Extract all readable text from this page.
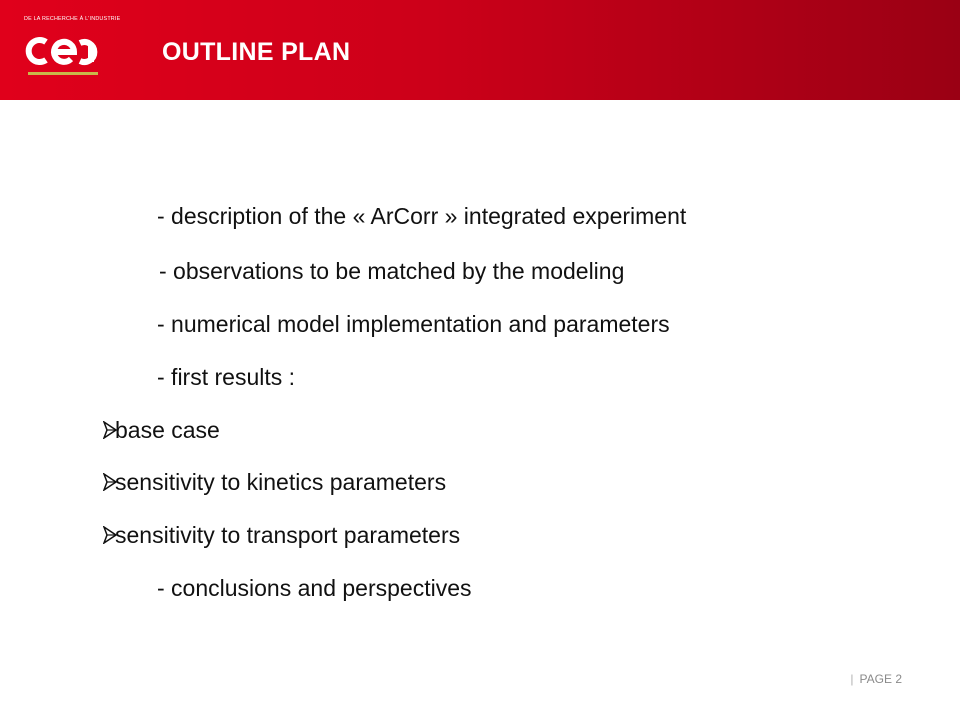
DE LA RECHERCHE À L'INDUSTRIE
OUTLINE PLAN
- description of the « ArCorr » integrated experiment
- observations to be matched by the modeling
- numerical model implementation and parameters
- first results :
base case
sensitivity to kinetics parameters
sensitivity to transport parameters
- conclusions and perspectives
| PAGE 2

......

**REQUEST:** Transcribe the preceding listing in its entirety and with exact wording, leaving out pictures.

**FINAL RESULT:**
Extract all readable text from this page.
DE LA RECHERCHE À L'INDUSTRIE
OUTLINE PLAN
- description of the « ArCorr » integrated experiment
- observations to be matched by the modeling
- numerical model implementation and parameters
- first results :
base case
sensitivity to kinetics parameters
sensitivity to transport parameters
- conclusions and perspectives
| PAGE 2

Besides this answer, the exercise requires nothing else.